(Texto fornecido)
31.3.07

MEU CHÁ COM PINA BAUSCH


Há um tempo li o texto A DANÇA-TEATRO DE PINA BAUSCH. Pelo resto da vida poderia me propor a estudá-la, investigá-la, senti-la e vivê-la nos caminhos que ainda nem sei aonde andarei. Se ela abriu as portas de Almodóvar em “Fale com Ela”, digo que abriu meu canal para a percepção do que vem a ser Dança-Teatro. Não assisti pessoalmente a Cia. Tanztheater Wuppertal, mesmo assim posso me atrever a saber das propostas de Pina Bausch na sua busca pela expressão do movimento. Sua trajetória foi marcada por encontros-influência que viriam a determinar as linhas de sua notável carreira como um efeito dominó de absorção daquilo que revelaria um novo sentido para dança: a libertação dos padrões do balé clássico, o diálogo com outras artes e o olhar para vida e suas sensibilidades.
Enrubesço-me por ter nascido no mesmo dia que ela, e por acreditar nos astros blá, blá, blá! Pura vaidade leonina que esbarra na declaração de Guimarães Rosa:
Quando nada acontece há um milagre que não estamos vendo.
A curiosidade da alemã acerca do que se passa dentro das pessoas é o ponto de partida de suas criações, em associação com o contexto social em que o ser humano está inserido. Esse seu combustível a levou para além de sua terra natal, a levou para a atemporalidade e esfera da globalização. A artista que sempre procurou a unidade no campo da sensibilidade teve de enfrentar a adversidade perante o estranhamento a que seu trabalho era classificado. E das relações de amor e “ódio” com seus bailarinos surgia admiração e respeito pela mestra e pelo novo. Seus alunos eram expostos aos seus próprios medos e desejos, ela estava interessada em saber o que os tinham trazido até ali. De marionetes se transformavam em criadores de suas próprias coreografias.

(Dados extraídos)
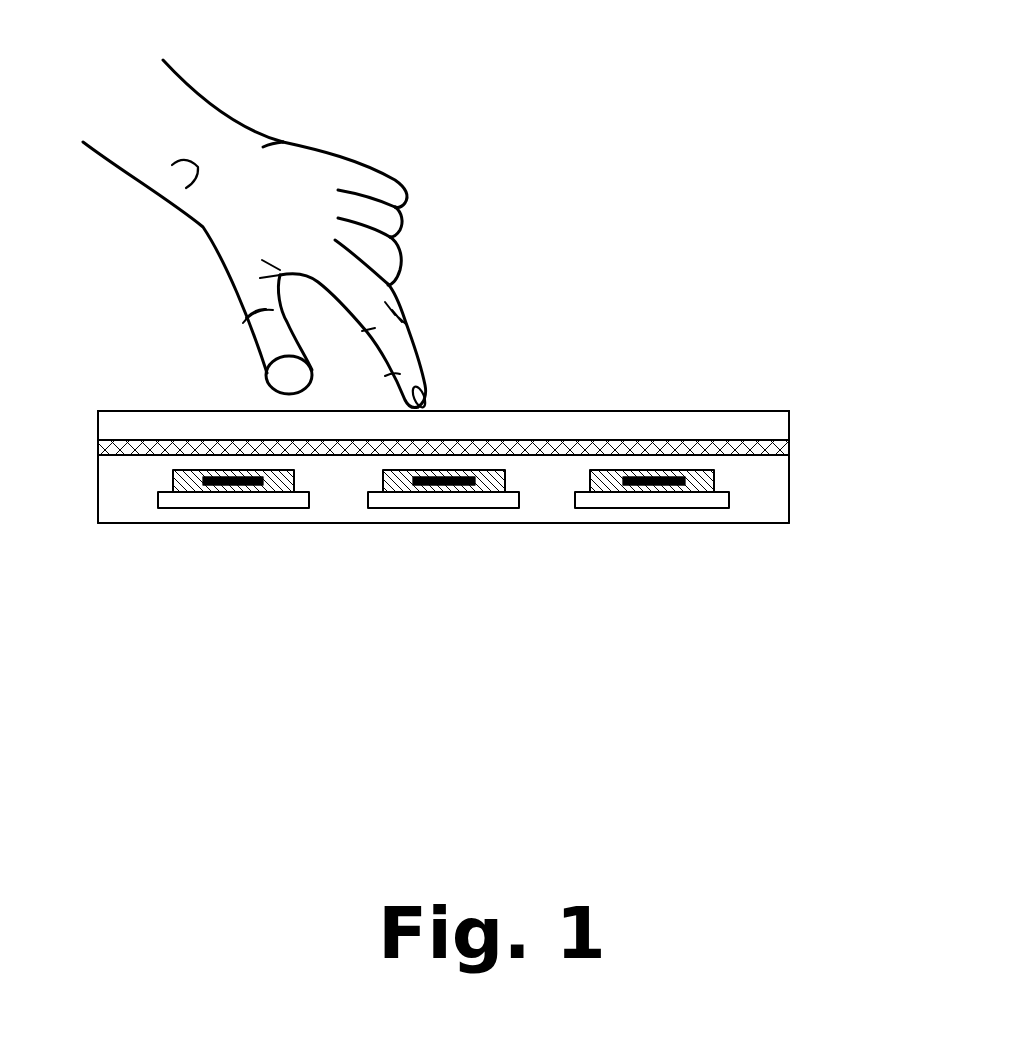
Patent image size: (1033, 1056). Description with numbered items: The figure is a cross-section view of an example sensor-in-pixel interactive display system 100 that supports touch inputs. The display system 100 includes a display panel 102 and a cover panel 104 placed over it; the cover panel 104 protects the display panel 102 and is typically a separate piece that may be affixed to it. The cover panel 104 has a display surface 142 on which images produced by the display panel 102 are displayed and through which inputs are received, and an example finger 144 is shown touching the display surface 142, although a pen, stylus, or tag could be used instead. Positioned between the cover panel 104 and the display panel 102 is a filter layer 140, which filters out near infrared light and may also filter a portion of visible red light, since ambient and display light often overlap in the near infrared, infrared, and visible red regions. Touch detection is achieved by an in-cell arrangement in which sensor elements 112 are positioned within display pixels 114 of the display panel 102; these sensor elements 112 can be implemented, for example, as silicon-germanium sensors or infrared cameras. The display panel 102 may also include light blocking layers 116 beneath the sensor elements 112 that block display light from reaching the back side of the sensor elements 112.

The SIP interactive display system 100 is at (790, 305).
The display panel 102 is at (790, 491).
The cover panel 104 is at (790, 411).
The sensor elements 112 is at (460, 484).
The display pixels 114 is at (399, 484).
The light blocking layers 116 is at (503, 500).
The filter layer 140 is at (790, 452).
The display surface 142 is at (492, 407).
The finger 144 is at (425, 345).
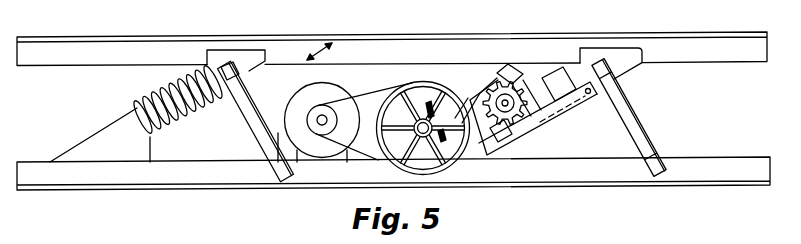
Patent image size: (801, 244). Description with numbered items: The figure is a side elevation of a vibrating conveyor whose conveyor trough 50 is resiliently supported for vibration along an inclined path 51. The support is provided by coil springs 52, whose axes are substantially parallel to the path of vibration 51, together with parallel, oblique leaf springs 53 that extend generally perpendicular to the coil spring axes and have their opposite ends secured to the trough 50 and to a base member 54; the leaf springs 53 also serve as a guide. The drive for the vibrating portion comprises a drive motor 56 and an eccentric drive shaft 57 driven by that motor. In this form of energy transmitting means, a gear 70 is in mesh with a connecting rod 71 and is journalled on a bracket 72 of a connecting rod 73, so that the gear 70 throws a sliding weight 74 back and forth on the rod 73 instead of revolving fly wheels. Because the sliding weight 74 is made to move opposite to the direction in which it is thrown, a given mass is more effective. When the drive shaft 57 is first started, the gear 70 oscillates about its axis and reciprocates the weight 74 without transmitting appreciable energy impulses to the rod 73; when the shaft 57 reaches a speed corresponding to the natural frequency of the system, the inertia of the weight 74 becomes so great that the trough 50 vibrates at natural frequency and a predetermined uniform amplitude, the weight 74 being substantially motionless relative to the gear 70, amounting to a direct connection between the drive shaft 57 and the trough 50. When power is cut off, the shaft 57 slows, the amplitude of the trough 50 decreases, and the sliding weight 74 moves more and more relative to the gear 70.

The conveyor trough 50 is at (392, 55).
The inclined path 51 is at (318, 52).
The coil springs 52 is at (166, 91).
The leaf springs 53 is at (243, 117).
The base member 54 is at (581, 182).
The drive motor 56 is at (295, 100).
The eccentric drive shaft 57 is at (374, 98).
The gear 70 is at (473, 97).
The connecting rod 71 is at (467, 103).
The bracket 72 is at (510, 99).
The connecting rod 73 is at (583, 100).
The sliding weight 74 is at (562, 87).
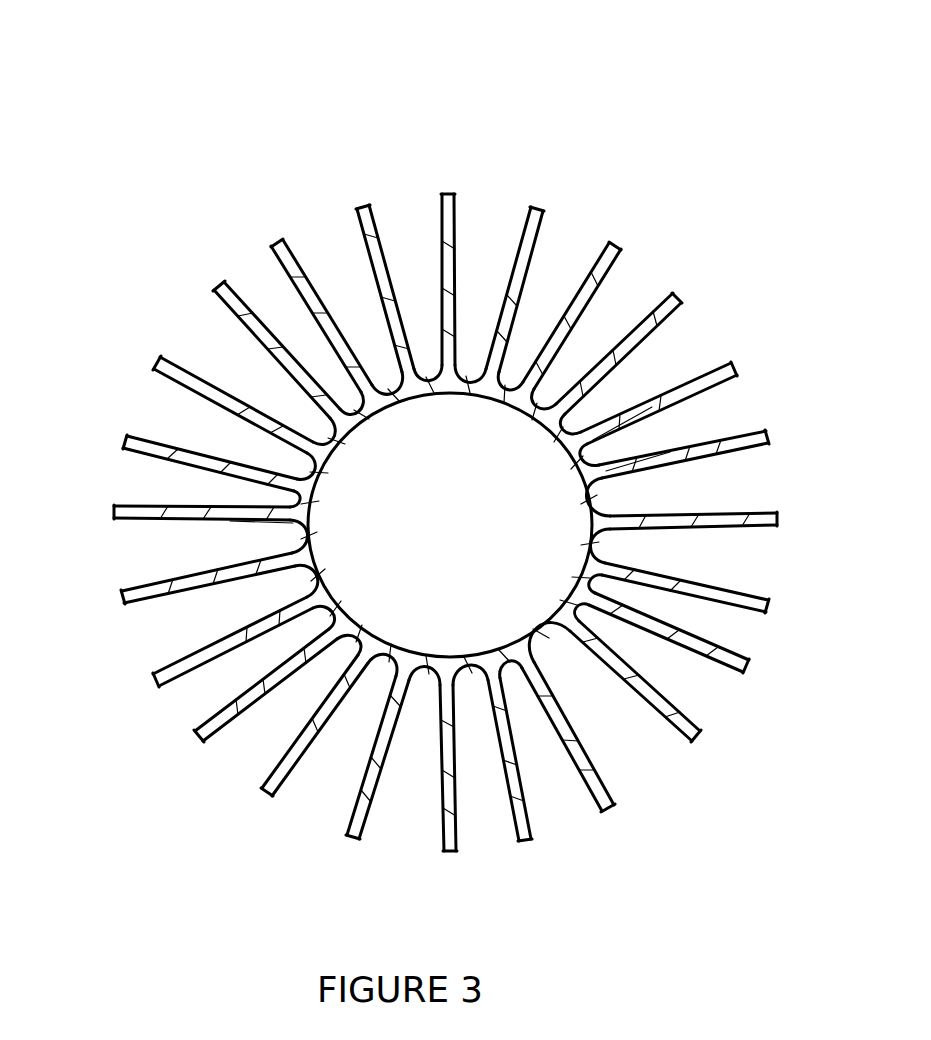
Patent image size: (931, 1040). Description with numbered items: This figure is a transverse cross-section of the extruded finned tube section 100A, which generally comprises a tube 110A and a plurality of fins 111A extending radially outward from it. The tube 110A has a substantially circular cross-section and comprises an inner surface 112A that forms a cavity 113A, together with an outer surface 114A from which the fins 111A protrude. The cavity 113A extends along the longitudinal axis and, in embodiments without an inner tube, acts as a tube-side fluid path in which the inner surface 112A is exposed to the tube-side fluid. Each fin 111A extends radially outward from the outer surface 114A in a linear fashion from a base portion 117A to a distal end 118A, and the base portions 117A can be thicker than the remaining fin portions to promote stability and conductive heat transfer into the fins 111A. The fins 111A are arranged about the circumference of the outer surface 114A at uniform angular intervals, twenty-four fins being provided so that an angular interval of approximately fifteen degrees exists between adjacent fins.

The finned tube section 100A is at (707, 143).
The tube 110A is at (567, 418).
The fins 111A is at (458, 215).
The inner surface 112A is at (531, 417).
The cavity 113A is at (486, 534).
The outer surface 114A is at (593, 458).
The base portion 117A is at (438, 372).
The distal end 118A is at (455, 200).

---

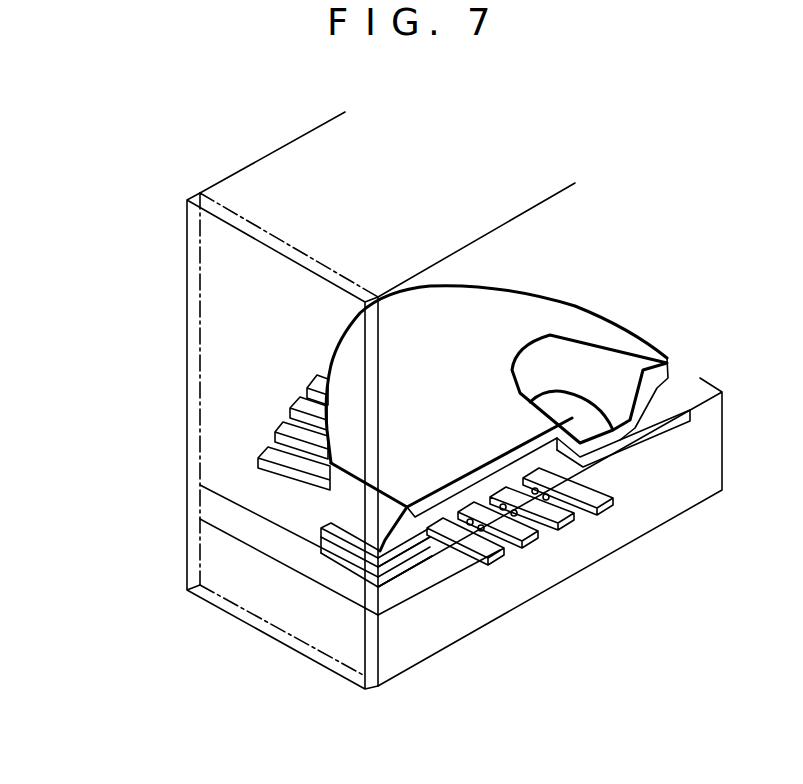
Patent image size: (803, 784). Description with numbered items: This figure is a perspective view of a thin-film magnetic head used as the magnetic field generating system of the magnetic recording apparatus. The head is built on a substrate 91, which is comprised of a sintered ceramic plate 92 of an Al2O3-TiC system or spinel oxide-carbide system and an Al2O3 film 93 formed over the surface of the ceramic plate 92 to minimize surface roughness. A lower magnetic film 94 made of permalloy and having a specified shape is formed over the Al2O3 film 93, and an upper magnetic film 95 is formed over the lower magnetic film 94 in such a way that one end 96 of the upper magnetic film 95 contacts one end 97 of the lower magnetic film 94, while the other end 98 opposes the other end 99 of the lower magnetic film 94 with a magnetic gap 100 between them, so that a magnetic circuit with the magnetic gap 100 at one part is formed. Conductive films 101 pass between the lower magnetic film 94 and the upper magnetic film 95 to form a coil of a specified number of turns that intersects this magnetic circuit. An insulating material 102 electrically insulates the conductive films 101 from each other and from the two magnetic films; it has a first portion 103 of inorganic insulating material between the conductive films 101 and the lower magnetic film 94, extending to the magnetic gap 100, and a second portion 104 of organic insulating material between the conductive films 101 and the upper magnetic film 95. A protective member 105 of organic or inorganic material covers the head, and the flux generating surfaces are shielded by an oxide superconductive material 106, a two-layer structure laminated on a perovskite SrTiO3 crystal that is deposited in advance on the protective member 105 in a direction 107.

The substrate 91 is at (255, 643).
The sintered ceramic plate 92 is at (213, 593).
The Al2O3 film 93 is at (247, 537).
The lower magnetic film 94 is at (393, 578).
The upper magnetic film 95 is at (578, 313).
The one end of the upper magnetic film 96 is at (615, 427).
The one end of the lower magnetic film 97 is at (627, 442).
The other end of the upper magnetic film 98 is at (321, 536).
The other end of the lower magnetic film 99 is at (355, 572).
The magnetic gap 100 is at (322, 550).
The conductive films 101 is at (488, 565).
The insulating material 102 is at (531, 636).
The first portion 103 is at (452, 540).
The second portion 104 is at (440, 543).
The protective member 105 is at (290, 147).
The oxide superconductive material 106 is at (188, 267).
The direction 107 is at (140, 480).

(Objetivo) Redigite sem nenhuma alteração o trecho do texto sobre Pina Bausch que começa em "MEU CHÁ COM" e segue até "e suas sensibilidades.", inclusive.

(Resposta abaixo)
MEU CHÁ COM PINA BAUSCH


Há um tempo li o texto A DANÇA-TEATRO DE PINA BAUSCH. Pelo resto da vida poderia me propor a estudá-la, investigá-la, senti-la e vivê-la nos caminhos que ainda nem sei aonde andarei. Se ela abriu as portas de Almodóvar em “Fale com Ela”, digo que abriu meu canal para a percepção do que vem a ser Dança-Teatro. Não assisti pessoalmente a Cia. Tanztheater Wuppertal, mesmo assim posso me atrever a saber das propostas de Pina Bausch na sua busca pela expressão do movimento. Sua trajetória foi marcada por encontros-influência que viriam a determinar as linhas de sua notável carreira como um efeito dominó de absorção daquilo que revelaria um novo sentido para dança: a libertação dos padrões do balé clássico, o diálogo com outras artes e o olhar para vida e suas sensibilidades.